Exercise: Copy out each line below that has the word "Contains" in it.

Items from a data source:
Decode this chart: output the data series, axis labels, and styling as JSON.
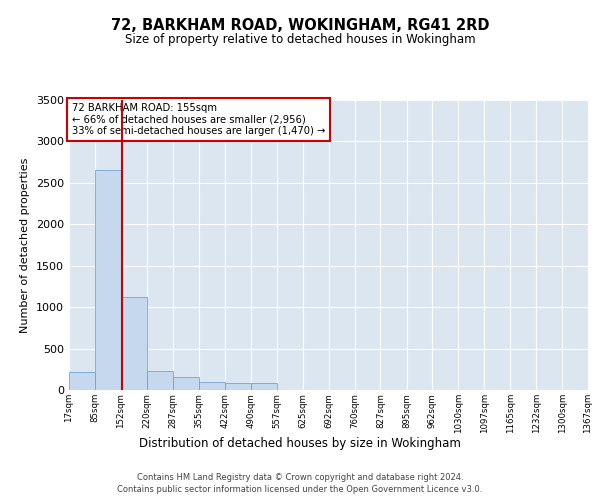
{
  "title": "72, BARKHAM ROAD, WOKINGHAM, RG41 2RD",
  "subtitle": "Size of property relative to detached houses in Wokingham",
  "xlabel": "Distribution of detached houses by size in Wokingham",
  "ylabel": "Number of detached properties",
  "footer_line1": "Contains HM Land Registry data © Crown copyright and database right 2024.",
  "footer_line2": "Contains public sector information licensed under the Open Government Licence v3.0.",
  "annotation_line1": "72 BARKHAM ROAD: 155sqm",
  "annotation_line2": "← 66% of detached houses are smaller (2,956)",
  "annotation_line3": "33% of semi-detached houses are larger (1,470) →",
  "marker_value": 155,
  "bar_color": "#c5d8ed",
  "bar_edge_color": "#5b9bd5",
  "marker_line_color": "#cc0000",
  "annotation_box_edge_color": "#cc0000",
  "plot_background_color": "#dce6f1",
  "ylim": [
    0,
    3500
  ],
  "yticks": [
    0,
    500,
    1000,
    1500,
    2000,
    2500,
    3000,
    3500
  ],
  "bins": [
    17,
    85,
    152,
    220,
    287,
    355,
    422,
    490,
    557,
    625,
    692,
    760,
    827,
    895,
    962,
    1030,
    1097,
    1165,
    1232,
    1300,
    1367
  ],
  "bar_heights": [
    220,
    2650,
    1120,
    230,
    160,
    100,
    90,
    80,
    0,
    0,
    0,
    0,
    0,
    0,
    0,
    0,
    0,
    0,
    0,
    0
  ]
}
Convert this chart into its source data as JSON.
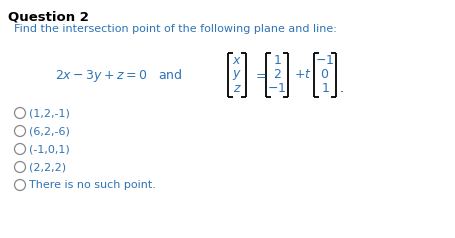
{
  "title": "Question 2",
  "title_color": "#000000",
  "subtitle": "Find the intersection point of the following plane and line:",
  "subtitle_color": "#2e74b5",
  "equation_color": "#2e74b5",
  "bracket_color": "#000000",
  "options": [
    "(1,2,-1)",
    "(6,2,-6)",
    "(-1,0,1)",
    "(2,2,2)",
    "There is no such point."
  ],
  "option_color": "#2e74b5",
  "option_last_color": "#000000",
  "bg_color": "#ffffff",
  "title_fontsize": 9.5,
  "subtitle_fontsize": 8.0,
  "eq_fontsize": 9.0,
  "option_fontsize": 8.0
}
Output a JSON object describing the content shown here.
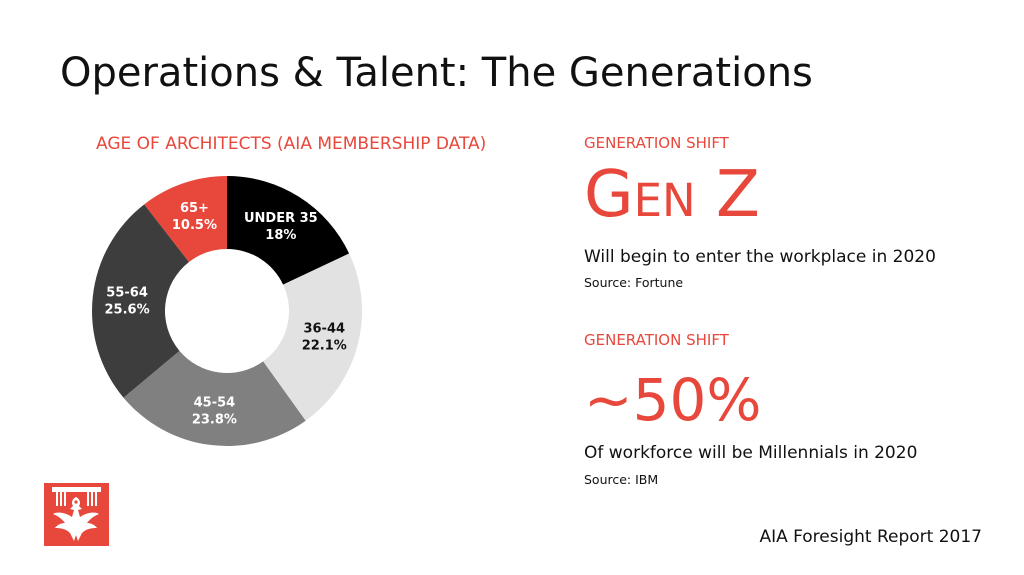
{
  "slide": {
    "title": "Operations & Talent: The Generations",
    "footer": "AIA Foresight Report 2017"
  },
  "chart_data": {
    "type": "pie",
    "title": "AGE OF ARCHITECTS (AIA MEMBERSHIP DATA)",
    "categories": [
      "UNDER 35",
      "36-44",
      "45-54",
      "55-64",
      "65+"
    ],
    "values": [
      18,
      22.1,
      23.8,
      25.6,
      10.5
    ],
    "value_labels": [
      "18%",
      "22.1%",
      "23.8%",
      "25.6%",
      "10.5%"
    ],
    "colors": [
      "#000000",
      "#e2e2e2",
      "#808080",
      "#3d3d3d",
      "#e8473b"
    ],
    "label_colors": [
      "#ffffff",
      "#111111",
      "#ffffff",
      "#ffffff",
      "#ffffff"
    ],
    "donut": true
  },
  "stats": [
    {
      "kicker": "GENERATION SHIFT",
      "headline": "Gen Z",
      "description": "Will begin to enter the workplace in 2020",
      "source": "Source: Fortune"
    },
    {
      "kicker": "GENERATION SHIFT",
      "headline": "~50%",
      "description": "Of workforce will be Millennials in 2020",
      "source": "Source: IBM"
    }
  ],
  "logo": {
    "icon": "aia-eagle-icon",
    "color": "#e8473b"
  }
}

The output:
  "footer_line1": "Contains HM Land Registry data © Crown copyright and database right 2024.",
  "footer_line2": "Contains public sector information licensed under the Open Government Licence v3.0.",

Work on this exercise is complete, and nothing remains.